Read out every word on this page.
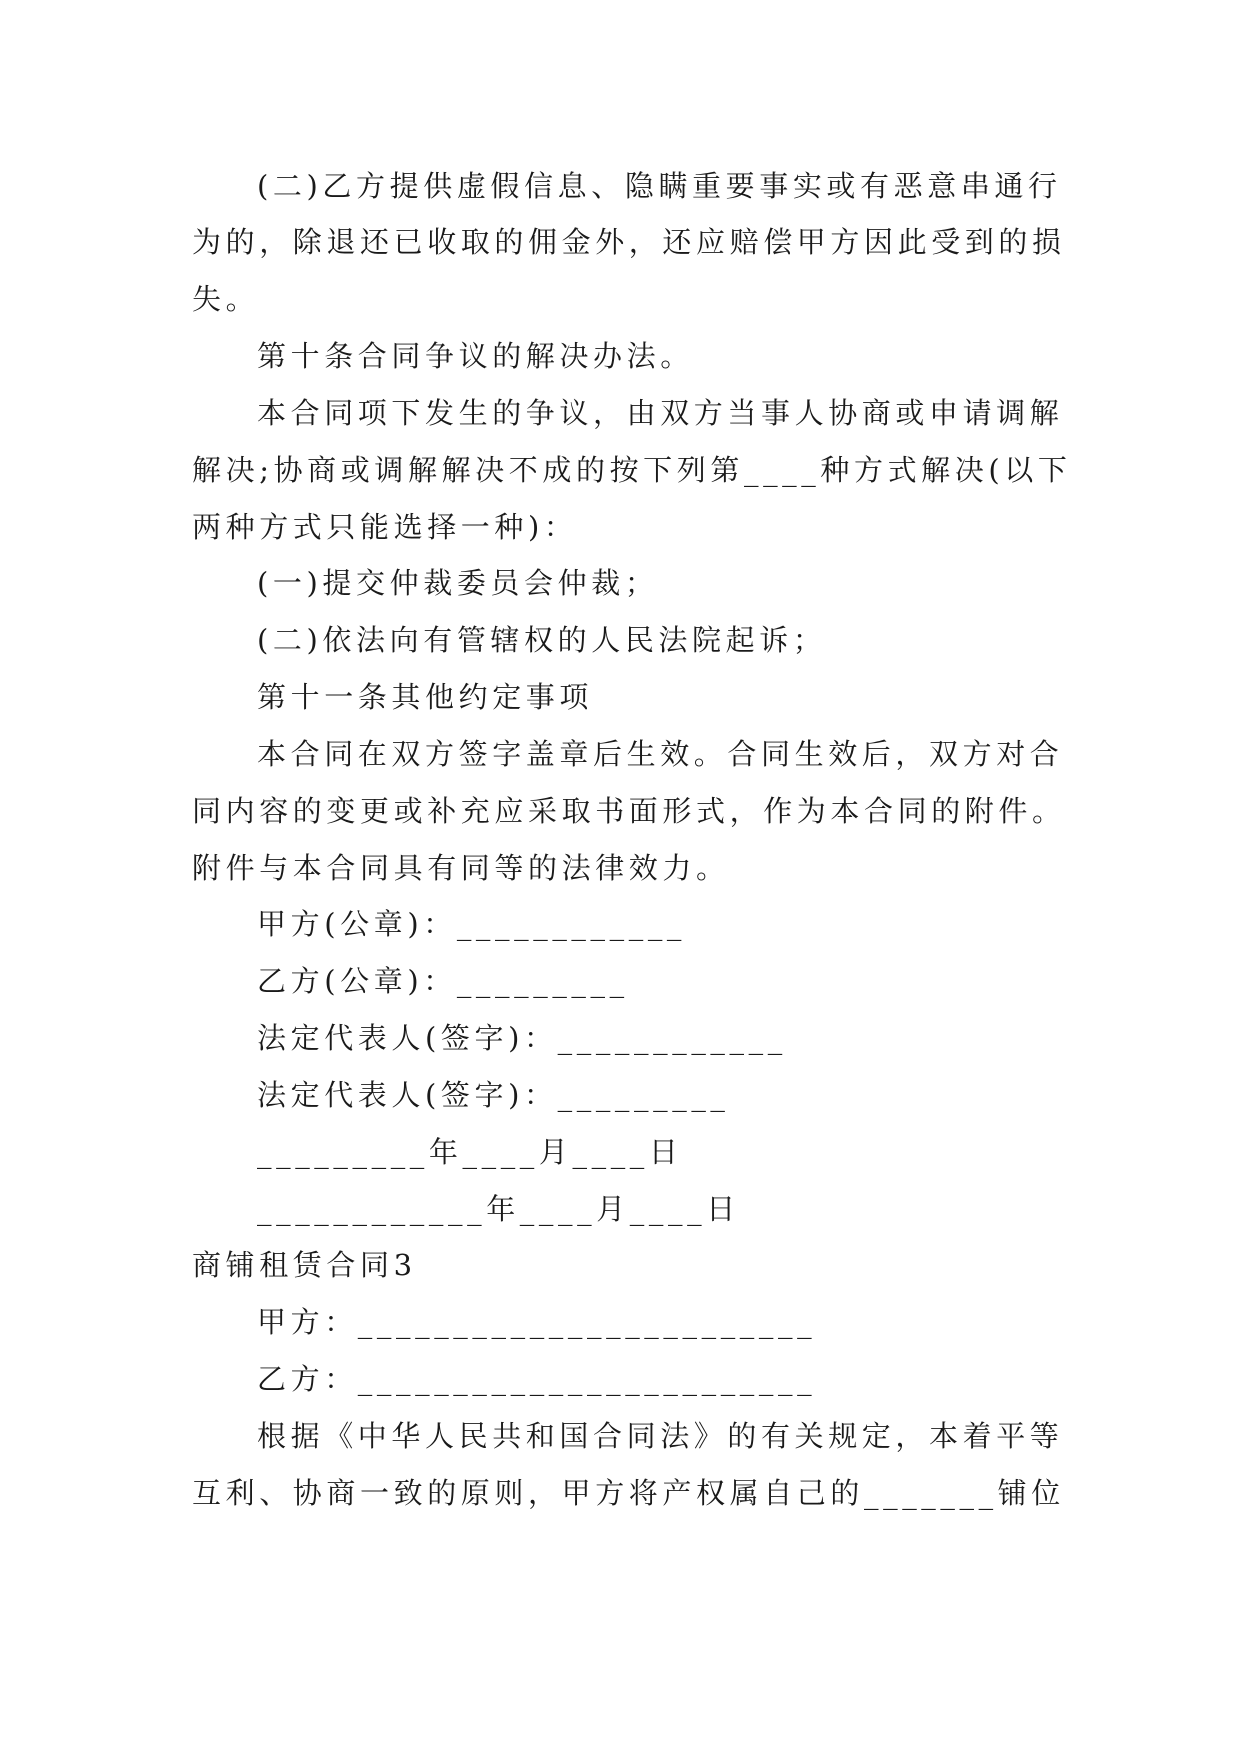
(二)乙方提供虚假信息、隐瞒重要事实或有恶意串通行
为的，除退还已收取的佣金外，还应赔偿甲方因此受到的损
失。
第十条合同争议的解决办法。
本合同项下发生的争议，由双方当事人协商或申请调解
解决;协商或调解解决不成的按下列第____种方式解决(以下
两种方式只能选择一种)：
(一)提交仲裁委员会仲裁；
(二)依法向有管辖权的人民法院起诉；
第十一条其他约定事项
本合同在双方签字盖章后生效。合同生效后，双方对合
同内容的变更或补充应采取书面形式，作为本合同的附件。
附件与本合同具有同等的法律效力。
甲方(公章)：____________
乙方(公章)：_________
法定代表人(签字)：____________
法定代表人(签字)：_________
_________年____月____日
____________年____月____日
商铺租赁合同3
甲方：________________________
乙方：________________________
根据《中华人民共和国合同法》的有关规定，本着平等
互利、协商一致的原则，甲方将产权属自己的_______铺位
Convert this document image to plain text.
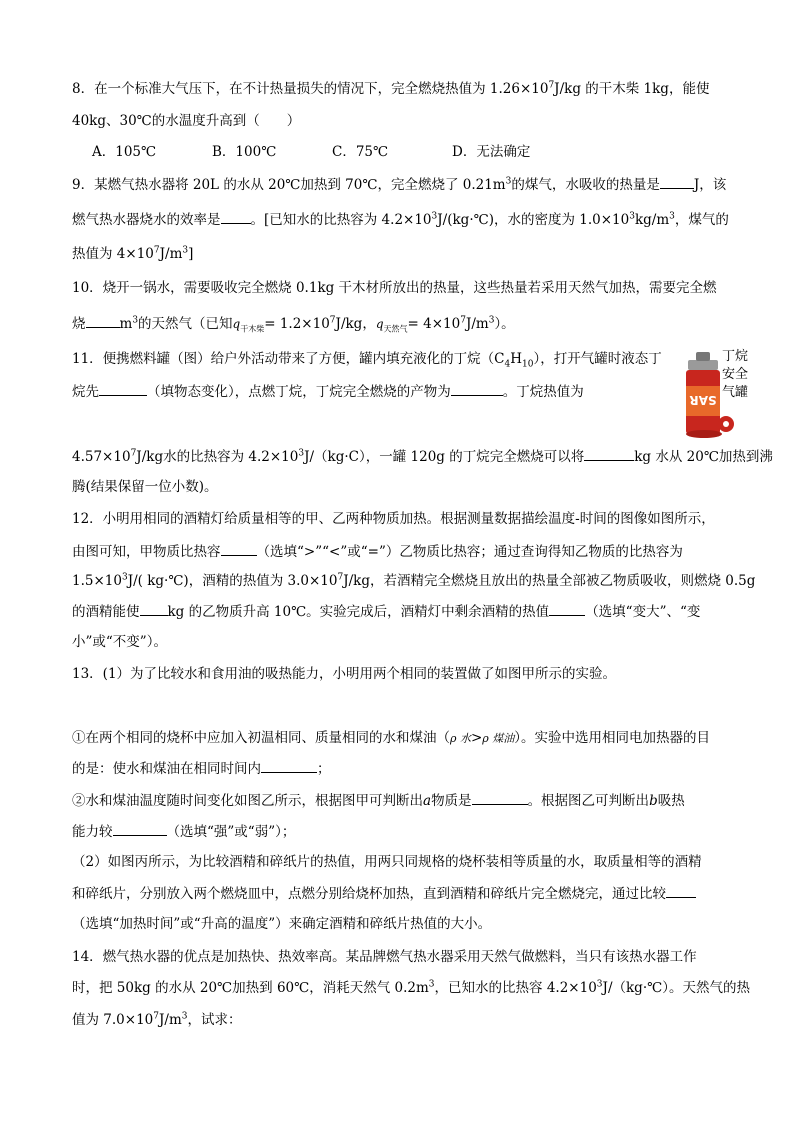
8．在一个标准大气压下，在不计热量损失的情况下，完全燃烧热值为 $1.26\times 10^7J/kg$ 的干木柴 1kg，能使
40kg、30℃的水温度升高到（　　）
A．105℃	B．100℃	C．75℃	D．无法确定
9．某燃气热水器将 20L 的水从 20℃加热到 70℃，完全燃烧了 $0.21m^3$的煤气，水吸收的热量是	J，该
燃气热水器烧水的效率是 。[已知水的比热容为 $4.2\times 10^3J/(kg\cdot℃)$，水的密度为 $1.0\times 10^3kg/m^3$，煤气的
热值为 $4\times 10^7J/m^3$]
10．烧开一锅水，需要吸收完全燃烧 0.1kg 干木材所放出的热量，这些热量若采用天然气加热，需要完全燃
烧	$m^3$的天然气（已知$q_{干木柴}= 1.2\times 10^7J/kg$，$q_{天然气}= 4\times 10^7J/m^3$）。
11．便携燃料罐（图）给户外活动带来了方便，罐内填充液化的丁烷$(C_4H_{10})$，打开气罐时液态丁
烷先	（填物态变化），点燃丁烷，丁烷完全燃烧的产物为	。丁烷热值为	SAR
丁烷
安全
气罐
$4.57\times 10^7J/kg$水的比热容为 $4.2\times 10^3J/(kg\cdot C)$，一罐 120g 的丁烷完全燃烧可以将	kg 水从 20℃加热到沸
腾(结果保留一位小数)。
12．小明用相同的酒精灯给质量相等的甲、乙两种物质加热。根据测量数据描绘温度-时间的图像如图所示，
由图可知，甲物质比热容	（选填“>”“<”或“=”）乙物质比热容；通过查询得知乙物质的比热容为
$1.5\times 10^3J/$( kg·℃)，酒精的热值为 $3.0\times 10^7J/kg$，若酒精完全燃烧且放出的热量全部被乙物质吸收，则燃烧 0.5g
的酒精能使 kg 的乙物质升高 10℃。实验完成后，酒精灯中剩余酒精的热值	（选填“变大”、“变
小”或“不变”）。
13．(1）为了比较水和食用油的吸热能力，小明用两个相同的装置做了如图甲所示的实验。
①在两个相同的烧杯中应加入初温相同、质量相同的水和煤油（ρ 水>ρ 煤油）。实验中选用相同电加热器的目
的是：使水和煤油在相同时间内	；
②水和煤油温度随时间变化如图乙所示，根据图甲可判断出a物质是	。根据图乙可判断出b吸热
能力较	（选填“强”或“弱”）；
（2）如图丙所示，为比较酒精和碎纸片的热值，用两只同规格的烧杯装相等质量的水，取质量相等的酒精
和碎纸片，分别放入两个燃烧皿中，点燃分别给烧杯加热，直到酒精和碎纸片完全燃烧完，通过比较
（选填“加热时间”或“升高的温度”）来确定酒精和碎纸片热值的大小。
14．燃气热水器的优点是加热快、热效率高。某品牌燃气热水器采用天然气做燃料，当只有该热水器工作
时，把 50kg 的水从 20℃加热到 60℃，消耗天然气 $0.2m^3$，已知水的比热容 $4.2\times 10^3J/(kg\cdot℃)$。天然气的热
值为 $7.0\times 10^7J/m^3$，试求：
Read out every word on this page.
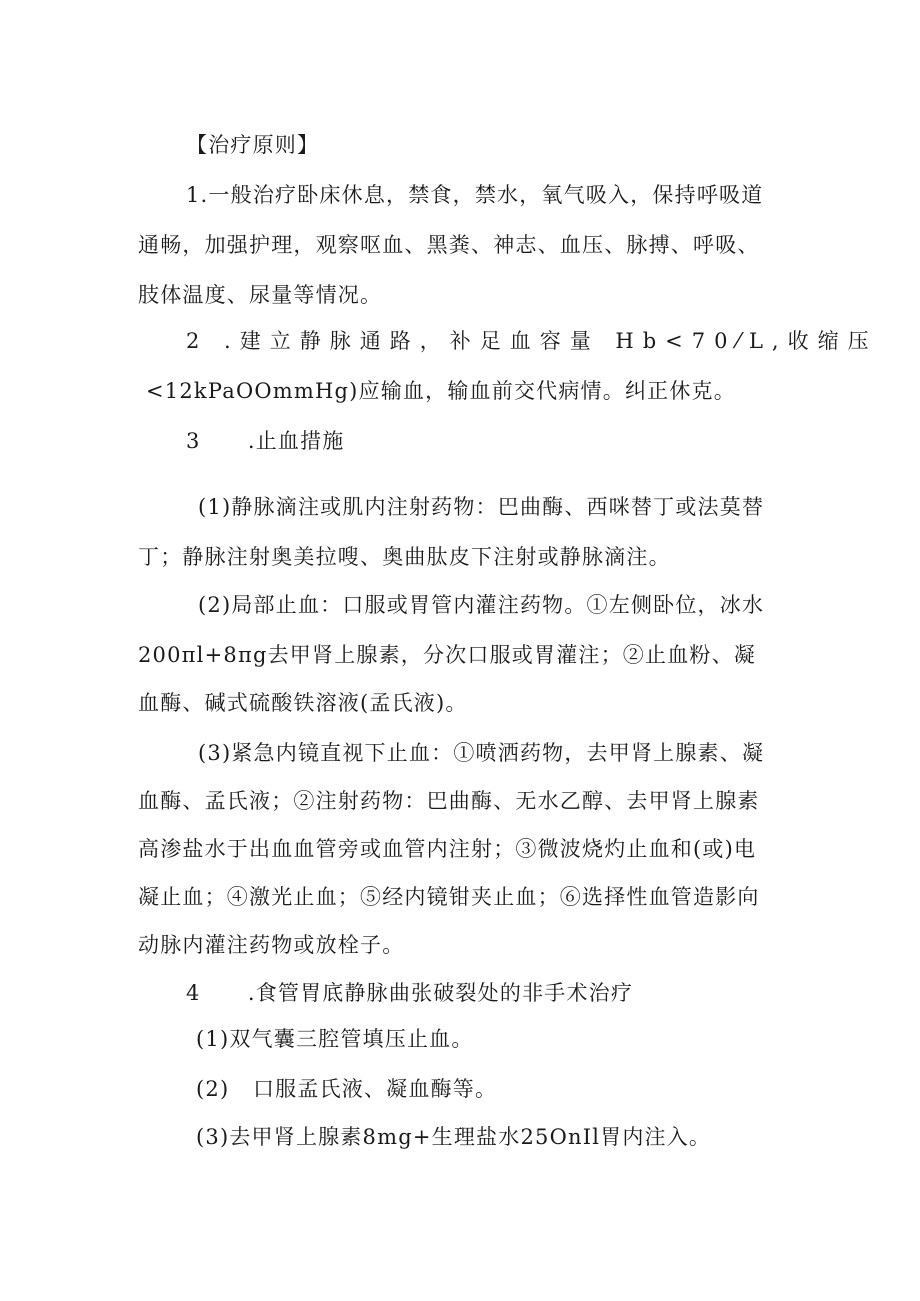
【治疗原则】

1.一般治疗卧床休息，禁食，禁水，氧气吸入，保持呼吸道

通畅，加强护理，观察呕血、黑粪、神志、血压、脉搏、呼吸、

肢体温度、尿量等情况。

2 .建立静脉通路，补足血容量 Hb<70⁄L,收缩压

<12kPaOOmmHg)应输血，输血前交代病情。纠正休克。

3      .止血措施

(1)静脉滴注或肌内注射药物：巴曲酶、西咪替丁或法莫替

丁；静脉注射奥美拉嗖、奥曲肽皮下注射或静脉滴注。

(2)局部止血：口服或胃管内灌注药物。①左侧卧位，冰水

200πl+8πg去甲肾上腺素，分次口服或胃灌注；②止血粉、凝

血酶、碱式硫酸铁溶液(孟氏液)。

(3)紧急内镜直视下止血：①喷洒药物，去甲肾上腺素、凝

血酶、孟氏液；②注射药物：巴曲酶、无水乙醇、去甲肾上腺素

高渗盐水于出血血管旁或血管内注射；③微波烧灼止血和(或)电

凝止血；④激光止血；⑤经内镜钳夹止血；⑥选择性血管造影向

动脉内灌注药物或放栓子。

4      .食管胃底静脉曲张破裂处的非手术治疗

(1)双气囊三腔管填压止血。

(2)   口服孟氏液、凝血酶等。

(3)去甲肾上腺素8mg+生理盐水25OnIl胃内注入。
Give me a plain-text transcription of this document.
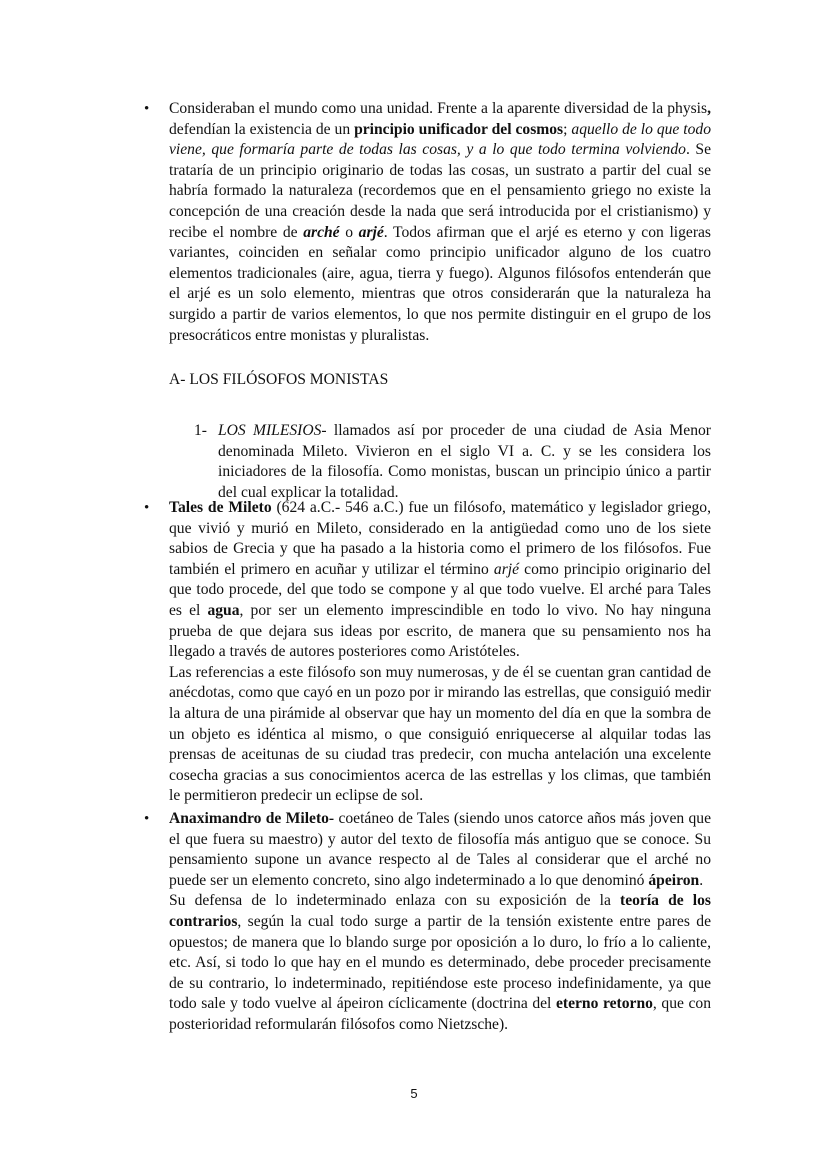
• Consideraban el mundo como una unidad. Frente a la aparente diversidad de la physis, defendían la existencia de un principio unificador del cosmos; aquello de lo que todo viene, que formaría parte de todas las cosas, y a lo que todo termina volviendo. Se trataría de un principio originario de todas las cosas, un sustrato a partir del cual se habría formado la naturaleza (recordemos que en el pensamiento griego no existe la concepción de una creación desde la nada que será introducida por el cristianismo) y recibe el nombre de arché o arjé. Todos afirman que el arjé es eterno y con ligeras variantes, coinciden en señalar como principio unificador alguno de los cuatro elementos tradicionales (aire, agua, tierra y fuego). Algunos filósofos entenderán que el arjé es un solo elemento, mientras que otros considerarán que la naturaleza ha surgido a partir de varios elementos, lo que nos permite distinguir en el grupo de los presocráticos entre monistas y pluralistas.

A- LOS FILÓSOFOS MONISTAS

1- LOS MILESIOS- llamados así por proceder de una ciudad de Asia Menor denominada Mileto. Vivieron en el siglo VI a. C. y se les considera los iniciadores de la filosofía. Como monistas, buscan un principio único a partir del cual explicar la totalidad.

• Tales de Mileto (624 a.C.- 546 a.C.) fue un filósofo, matemático y legislador griego, que vivió y murió en Mileto, considerado en la antigüedad como uno de los siete sabios de Grecia y que ha pasado a la historia como el primero de los filósofos. Fue también el primero en acuñar y utilizar el término arjé como principio originario del que todo procede, del que todo se compone y al que todo vuelve. El arché para Tales es el agua, por ser un elemento imprescindible en todo lo vivo. No hay ninguna prueba de que dejara sus ideas por escrito, de manera que su pensamiento nos ha llegado a través de autores posteriores como Aristóteles.

Las referencias a este filósofo son muy numerosas, y de él se cuentan gran cantidad de anécdotas, como que cayó en un pozo por ir mirando las estrellas, que consiguió medir la altura de una pirámide al observar que hay un momento del día en que la sombra de un objeto es idéntica al mismo, o que consiguió enriquecerse al alquilar todas las prensas de aceitunas de su ciudad tras predecir, con mucha antelación una excelente cosecha gracias a sus conocimientos acerca de las estrellas y los climas, que también le permitieron predecir un eclipse de sol.

• Anaximandro de Mileto- coetáneo de Tales (siendo unos catorce años más joven que el que fuera su maestro) y autor del texto de filosofía más antiguo que se conoce. Su pensamiento supone un avance respecto al de Tales al considerar que el arché no puede ser un elemento concreto, sino algo indeterminado a lo que denominó ápeiron.

Su defensa de lo indeterminado enlaza con su exposición de la teoría de los contrarios, según la cual todo surge a partir de la tensión existente entre pares de opuestos; de manera que lo blando surge por oposición a lo duro, lo frío a lo caliente, etc. Así, si todo lo que hay en el mundo es determinado, debe proceder precisamente de su contrario, lo indeterminado, repitiéndose este proceso indefinidamente, ya que todo sale y todo vuelve al ápeiron cíclicamente (doctrina del eterno retorno, que con posterioridad reformularán filósofos como Nietzsche).

5
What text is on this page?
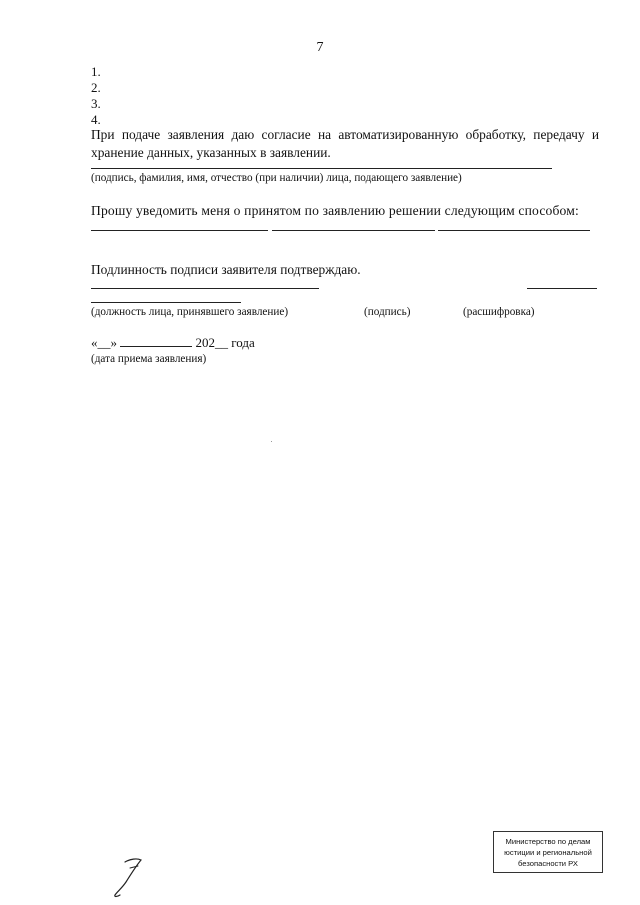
7
1.
2.
3.
4.
При подаче заявления даю согласие на автоматизированную обработку, передачу и хранение данных, указанных в заявлении.
(подпись, фамилия, имя, отчество (при наличии) лица, подающего заявление)
Прошу уведомить меня о принятом по заявлению решении следующим способом:
Подлинность подписи заявителя подтверждаю.
(должность лица, принявшего заявление)	(подпись)	(расшифровка)
«__»	202__ года
(дата приема заявления)
Министерство по делам
юстиции и региональной
безопасности РХ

■ ■ ■ ■ ■

=== EXERCISE ===
Identify each line holding the string "document", and copy it out.

=== ANSWER TO THE EXERCISE ===
Convert this document image to plain text.
Give me a plain-text transcription of this document.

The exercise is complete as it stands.